§ What is being asked: Your task is to retype each line of the data below exactly.

§ Available data:
□ □ □ □ □ □ □
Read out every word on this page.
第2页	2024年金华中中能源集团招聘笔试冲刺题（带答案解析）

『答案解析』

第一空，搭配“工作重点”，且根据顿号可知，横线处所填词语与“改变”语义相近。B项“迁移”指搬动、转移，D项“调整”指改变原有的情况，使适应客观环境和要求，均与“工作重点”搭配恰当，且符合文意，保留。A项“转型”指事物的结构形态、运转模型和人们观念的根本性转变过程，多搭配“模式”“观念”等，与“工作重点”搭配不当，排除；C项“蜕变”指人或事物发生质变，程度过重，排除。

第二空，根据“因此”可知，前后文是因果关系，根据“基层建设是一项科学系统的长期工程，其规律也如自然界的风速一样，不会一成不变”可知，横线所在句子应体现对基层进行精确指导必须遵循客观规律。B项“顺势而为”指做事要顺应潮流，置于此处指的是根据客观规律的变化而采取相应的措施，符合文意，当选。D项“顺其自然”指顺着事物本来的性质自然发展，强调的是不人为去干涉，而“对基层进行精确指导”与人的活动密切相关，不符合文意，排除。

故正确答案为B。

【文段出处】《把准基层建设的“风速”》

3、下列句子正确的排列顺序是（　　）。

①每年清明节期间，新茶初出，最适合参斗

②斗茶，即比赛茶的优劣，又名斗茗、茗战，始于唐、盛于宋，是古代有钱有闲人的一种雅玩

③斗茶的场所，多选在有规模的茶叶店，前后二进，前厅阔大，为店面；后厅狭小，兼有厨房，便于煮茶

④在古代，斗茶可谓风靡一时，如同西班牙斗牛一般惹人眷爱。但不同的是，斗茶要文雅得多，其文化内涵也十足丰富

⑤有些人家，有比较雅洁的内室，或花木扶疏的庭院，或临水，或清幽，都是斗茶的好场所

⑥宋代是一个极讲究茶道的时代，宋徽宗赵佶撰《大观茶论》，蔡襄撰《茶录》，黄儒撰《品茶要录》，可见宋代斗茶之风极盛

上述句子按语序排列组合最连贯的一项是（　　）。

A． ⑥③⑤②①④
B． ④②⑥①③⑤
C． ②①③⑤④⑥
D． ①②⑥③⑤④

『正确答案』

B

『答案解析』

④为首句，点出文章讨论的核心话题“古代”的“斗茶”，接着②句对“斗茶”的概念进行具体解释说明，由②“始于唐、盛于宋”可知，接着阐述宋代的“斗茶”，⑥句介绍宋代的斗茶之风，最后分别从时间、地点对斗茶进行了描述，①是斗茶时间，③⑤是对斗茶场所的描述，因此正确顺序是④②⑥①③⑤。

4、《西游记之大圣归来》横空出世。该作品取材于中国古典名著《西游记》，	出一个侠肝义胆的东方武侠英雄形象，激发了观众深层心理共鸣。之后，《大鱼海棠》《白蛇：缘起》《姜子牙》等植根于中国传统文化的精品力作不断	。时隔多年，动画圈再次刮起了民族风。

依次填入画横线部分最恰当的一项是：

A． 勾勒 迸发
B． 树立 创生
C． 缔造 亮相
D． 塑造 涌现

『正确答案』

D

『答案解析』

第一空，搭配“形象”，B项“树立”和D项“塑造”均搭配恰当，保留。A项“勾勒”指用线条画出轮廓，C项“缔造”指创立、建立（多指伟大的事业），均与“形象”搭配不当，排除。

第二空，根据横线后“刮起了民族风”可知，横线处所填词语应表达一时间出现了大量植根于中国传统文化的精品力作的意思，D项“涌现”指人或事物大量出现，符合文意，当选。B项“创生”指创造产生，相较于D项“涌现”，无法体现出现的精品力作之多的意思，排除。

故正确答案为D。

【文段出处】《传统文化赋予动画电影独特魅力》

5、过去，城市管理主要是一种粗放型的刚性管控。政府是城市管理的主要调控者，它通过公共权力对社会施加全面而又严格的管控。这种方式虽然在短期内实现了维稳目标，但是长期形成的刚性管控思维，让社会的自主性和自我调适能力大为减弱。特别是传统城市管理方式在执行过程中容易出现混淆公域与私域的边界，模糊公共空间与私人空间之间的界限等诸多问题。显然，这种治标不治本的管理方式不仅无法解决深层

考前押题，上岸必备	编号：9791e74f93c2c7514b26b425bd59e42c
□ □ □ □ □ □ □
§ Solution to this problem:
Read out every word on this page.
第2页	2024年金华中中能源集团招聘笔试冲刺题（带答案解析）

『答案解析』

第一空，搭配“工作重点”，且根据顿号可知，横线处所填词语与“改变”语义相近。B项“迁移”指搬动、转移，D项“调整”指改变原有的情况，使适应客观环境和要求，均与“工作重点”搭配恰当，且符合文意，保留。A项“转型”指事物的结构形态、运转模型和人们观念的根本性转变过程，多搭配“模式”“观念”等，与“工作重点”搭配不当，排除；C项“蜕变”指人或事物发生质变，程度过重，排除。

第二空，根据“因此”可知，前后文是因果关系，根据“基层建设是一项科学系统的长期工程，其规律也如自然界的风速一样，不会一成不变”可知，横线所在句子应体现对基层进行精确指导必须遵循客观规律。B项“顺势而为”指做事要顺应潮流，置于此处指的是根据客观规律的变化而采取相应的措施，符合文意，当选。D项“顺其自然”指顺着事物本来的性质自然发展，强调的是不人为去干涉，而“对基层进行精确指导”与人的活动密切相关，不符合文意，排除。

故正确答案为B。

【文段出处】《把准基层建设的“风速”》

3、下列句子正确的排列顺序是（　　）。

①每年清明节期间，新茶初出，最适合参斗

②斗茶，即比赛茶的优劣，又名斗茗、茗战，始于唐、盛于宋，是古代有钱有闲人的一种雅玩

③斗茶的场所，多选在有规模的茶叶店，前后二进，前厅阔大，为店面；后厅狭小，兼有厨房，便于煮茶

④在古代，斗茶可谓风靡一时，如同西班牙斗牛一般惹人眷爱。但不同的是，斗茶要文雅得多，其文化内涵也十足丰富

⑤有些人家，有比较雅洁的内室，或花木扶疏的庭院，或临水，或清幽，都是斗茶的好场所

⑥宋代是一个极讲究茶道的时代，宋徽宗赵佶撰《大观茶论》，蔡襄撰《茶录》，黄儒撰《品茶要录》，可见宋代斗茶之风极盛

上述句子按语序排列组合最连贯的一项是（　　）。

A． ⑥③⑤②①④
B． ④②⑥①③⑤
C． ②①③⑤④⑥
D． ①②⑥③⑤④

『正确答案』

B

『答案解析』

④为首句，点出文章讨论的核心话题“古代”的“斗茶”，接着②句对“斗茶”的概念进行具体解释说明，由②“始于唐、盛于宋”可知，接着阐述宋代的“斗茶”，⑥句介绍宋代的斗茶之风，最后分别从时间、地点对斗茶进行了描述，①是斗茶时间，③⑤是对斗茶场所的描述，因此正确顺序是④②⑥①③⑤。

4、《西游记之大圣归来》横空出世。该作品取材于中国古典名著《西游记》，	出一个侠肝义胆的东方武侠英雄形象，激发了观众深层心理共鸣。之后，《大鱼海棠》《白蛇：缘起》《姜子牙》等植根于中国传统文化的精品力作不断	。时隔多年，动画圈再次刮起了民族风。

依次填入画横线部分最恰当的一项是：

A． 勾勒 迸发
B． 树立 创生
C． 缔造 亮相
D． 塑造 涌现

『正确答案』

D

『答案解析』

第一空，搭配“形象”，B项“树立”和D项“塑造”均搭配恰当，保留。A项“勾勒”指用线条画出轮廓，C项“缔造”指创立、建立（多指伟大的事业），均与“形象”搭配不当，排除。

第二空，根据横线后“刮起了民族风”可知，横线处所填词语应表达一时间出现了大量植根于中国传统文化的精品力作的意思，D项“涌现”指人或事物大量出现，符合文意，当选。B项“创生”指创造产生，相较于D项“涌现”，无法体现出现的精品力作之多的意思，排除。

故正确答案为D。

【文段出处】《传统文化赋予动画电影独特魅力》

5、过去，城市管理主要是一种粗放型的刚性管控。政府是城市管理的主要调控者，它通过公共权力对社会施加全面而又严格的管控。这种方式虽然在短期内实现了维稳目标，但是长期形成的刚性管控思维，让社会的自主性和自我调适能力大为减弱。特别是传统城市管理方式在执行过程中容易出现混淆公域与私域的边界，模糊公共空间与私人空间之间的界限等诸多问题。显然，这种治标不治本的管理方式不仅无法解决深层

考前押题，上岸必备	编号：9791e74f93c2c7514b26b425bd59e42c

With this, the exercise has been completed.